* **Source data**:
- - - - -

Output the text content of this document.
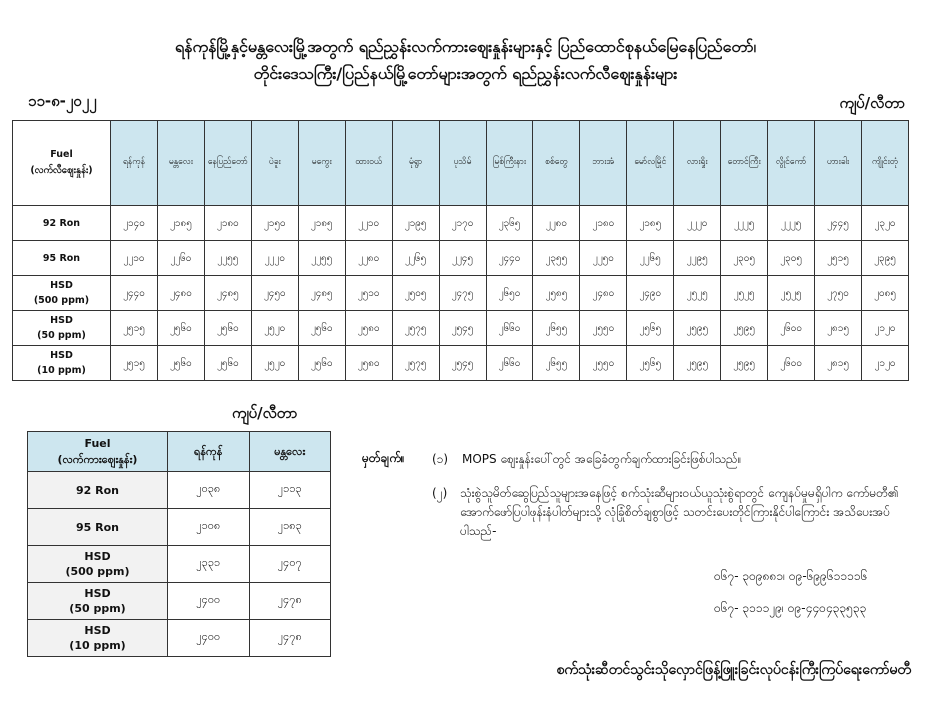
ရန်ကုန်မြို့နှင့်မန္တလေးမြို့အတွက် ရည်ညွှန်းလက်ကားဈေးနှုန်းများနှင့် ပြည်ထောင်စုနယ်မြေနေပြည်တော်၊
တိုင်းဒေသကြီး/ပြည်နယ်မြို့တော်များအတွက် ရည်ညွှန်းလက်လီဈေးနှုန်းများ
၁၁-၈-၂၀၂၂	ကျပ်/လီတာ
Fuel
(လက်လီဈေးနှုန်း)	ရန်ကုန်	မန္တလေး	နေပြည်တော်	ပဲခူး	မကွေး	ထားဝယ်	မုံရွာ	ပုသိမ်	မြစ်ကြီးနား	စစ်တွေ	ဘားအံ	မော်လမြိုင်	လားရှိုး	တောင်ကြီး	လွိုင်ကော်	ဟားခါး	ကျိုင်းတုံ

92 Ron	၂၁၄၀	၂၁၈၅	၂၁၈၀	၂၁၅၀	၂၁၈၅	၂၂၁၀	၂၁၉၅	၂၁၇၀	၂၃၆၅	၂၂၈၀	၂၁၈၀	၂၁၈၅	၂၂၂၀	၂၂၂၅	၂၂၂၅	၂၄၄၅	၂၃၂၀

95 Ron	၂၂၁၀	၂၂၆၀	၂၂၅၅	၂၂၂၀	၂၂၅၅	၂၂၈၀	၂၂၆၅	၂၂၄၅	၂၄၄၀	၂၃၅၅	၂၂၅၀	၂၂၆၅	၂၂၉၅	၂၃၀၅	၂၃၀၅	၂၅၁၅	၂၃၉၅

HSD
(500 ppm)	၂၄၄၀	၂၄၈၀	၂၄၈၅	၂၄၅၀	၂၄၈၅	၂၅၁၀	၂၅၀၅	၂၄၇၅	၂၆၅၀	၂၅၈၅	၂၄၈၀	၂၄၉၀	၂၅၂၅	၂၅၂၅	၂၅၂၅	၂၇၅၀	၂၀၈၅

HSD
(50 ppm)	၂၅၁၅	၂၅၆၀	၂၅၆၀	၂၅၂၀	၂၅၆၀	၂၅၈၀	၂၅၇၅	၂၅၄၅	၂၆၆၀	၂၆၅၅	၂၅၅၀	၂၅၆၅	၂၅၉၅	၂၅၉၅	၂၆၀၀	၂၈၁၅	၂၁၂၀

HSD
(10 ppm)	၂၅၁၅	၂၅၆၀	၂၅၆၀	၂၅၂၀	၂၅၆၀	၂၅၈၀	၂၅၇၅	၂၅၄၅	၂၆၆၀	၂၆၅၅	၂၅၅၀	၂၅၆၅	၂၅၉၅	၂၅၉၅	၂၆၀၀	၂၈၁၅	၂၁၂၀
ကျပ်/လီတာ
Fuel
(လက်ကားဈေးနှုန်း)	ရန်ကုန်	မန္တလေး

92 Ron	၂၀၃၈	၂၁၁၃

95 Ron	၂၁၀၈	၂၁၈၃

HSD
(500 ppm)	၂၃၃၁	၂၄၀၇

HSD
(50 ppm)	၂၄၀၀	၂၄၇၈

HSD
(10 ppm)	၂၄၀၀	၂၄၇၈
မှတ်ချက်။ (၁) MOPS ဈေးနှုန်းပေါ်တွင် အခြေခံတွက်ချက်ထားခြင်းဖြစ်ပါသည်။
(၂) သုံးစွဲသူမိတ်ဆွေပြည်သူများအနေဖြင့် စက်သုံးဆီများဝယ်ယူသုံးစွဲရာတွင် ကျေနပ်မှုမရှိပါက ကော်မတီ၏ အောက်ဖော်ပြပါဖုန်းနံပါတ်များသို့ လုံခြုံစိတ်ချစွာဖြင့် သတင်းပေးတိုင်ကြားနိုင်ပါကြောင်း အသိပေးအပ်ပါသည်-
၀၆၇- ၃၀၉၈၈၁၊ ၀၉-၆၉၉၆၁၁၁၁၆
၀၆၇- ၃၁၁၁၂၉၊ ၀၉-၄၄၀၄၃၃၅၃၃
စက်သုံးဆီတင်သွင်းသိုလှောင်ဖြန့်ဖြူးခြင်းလုပ်ငန်းကြီးကြပ်ရေးကော်မတီ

- - - - -

* **Work to be completed**: Copy all the data exactly as written, but skip any picture.

* **Exercise solution**:
Output the text content of this document.
ရန်ကုန်မြို့နှင့်မန္တလေးမြို့အတွက် ရည်ညွှန်းလက်ကားဈေးနှုန်းများနှင့် ပြည်ထောင်စုနယ်မြေနေပြည်တော်၊
တိုင်းဒေသကြီး/ပြည်နယ်မြို့တော်များအတွက် ရည်ညွှန်းလက်လီဈေးနှုန်းများ
၁၁-၈-၂၀၂၂	ကျပ်/လီတာ
Fuel
(လက်လီဈေးနှုန်း)	ရန်ကုန်	မန္တလေး	နေပြည်တော်	ပဲခူး	မကွေး	ထားဝယ်	မုံရွာ	ပုသိမ်	မြစ်ကြီးနား	စစ်တွေ	ဘားအံ	မော်လမြိုင်	လားရှိုး	တောင်ကြီး	လွိုင်ကော်	ဟားခါး	ကျိုင်းတုံ

92 Ron	၂၁၄၀	၂၁၈၅	၂၁၈၀	၂၁၅၀	၂၁၈၅	၂၂၁၀	၂၁၉၅	၂၁၇၀	၂၃၆၅	၂၂၈၀	၂၁၈၀	၂၁၈၅	၂၂၂၀	၂၂၂၅	၂၂၂၅	၂၄၄၅	၂၃၂၀

95 Ron	၂၂၁၀	၂၂၆၀	၂၂၅၅	၂၂၂၀	၂၂၅၅	၂၂၈၀	၂၂၆၅	၂၂၄၅	၂၄၄၀	၂၃၅၅	၂၂၅၀	၂၂၆၅	၂၂၉၅	၂၃၀၅	၂၃၀၅	၂၅၁၅	၂၃၉၅

HSD
(500 ppm)	၂၄၄၀	၂၄၈၀	၂၄၈၅	၂၄၅၀	၂၄၈၅	၂၅၁၀	၂၅၀၅	၂၄၇၅	၂၆၅၀	၂၅၈၅	၂၄၈၀	၂၄၉၀	၂၅၂၅	၂၅၂၅	၂၅၂၅	၂၇၅၀	၂၀၈၅

HSD
(50 ppm)	၂၅၁၅	၂၅၆၀	၂၅၆၀	၂၅၂၀	၂၅၆၀	၂၅၈၀	၂၅၇၅	၂၅၄၅	၂၆၆၀	၂၆၅၅	၂၅၅၀	၂၅၆၅	၂၅၉၅	၂၅၉၅	၂၆၀၀	၂၈၁၅	၂၁၂၀

HSD
(10 ppm)	၂၅၁၅	၂၅၆၀	၂၅၆၀	၂၅၂၀	၂၅၆၀	၂၅၈၀	၂၅၇၅	၂၅၄၅	၂၆၆၀	၂၆၅၅	၂၅၅၀	၂၅၆၅	၂၅၉၅	၂၅၉၅	၂၆၀၀	၂၈၁၅	၂၁၂၀
ကျပ်/လီတာ
Fuel
(လက်ကားဈေးနှုန်း)	ရန်ကုန်	မန္တလေး

92 Ron	၂၀၃၈	၂၁၁၃

95 Ron	၂၁၀၈	၂၁၈၃

HSD
(500 ppm)	၂၃၃၁	၂၄၀၇

HSD
(50 ppm)	၂၄၀၀	၂၄၇၈

HSD
(10 ppm)	၂၄၀၀	၂၄၇၈
မှတ်ချက်။ (၁) MOPS ဈေးနှုန်းပေါ်တွင် အခြေခံတွက်ချက်ထားခြင်းဖြစ်ပါသည်။
(၂) သုံးစွဲသူမိတ်ဆွေပြည်သူများအနေဖြင့် စက်သုံးဆီများဝယ်ယူသုံးစွဲရာတွင် ကျေနပ်မှုမရှိပါက ကော်မတီ၏ အောက်ဖော်ပြပါဖုန်းနံပါတ်များသို့ လုံခြုံစိတ်ချစွာဖြင့် သတင်းပေးတိုင်ကြားနိုင်ပါကြောင်း အသိပေးအပ်ပါသည်-
၀၆၇- ၃၀၉၈၈၁၊ ၀၉-၆၉၉၆၁၁၁၁၆
၀၆၇- ၃၁၁၁၂၉၊ ၀၉-၄၄၀၄၃၃၅၃၃
စက်သုံးဆီတင်သွင်းသိုလှောင်ဖြန့်ဖြူးခြင်းလုပ်ငန်းကြီးကြပ်ရေးကော်မတီ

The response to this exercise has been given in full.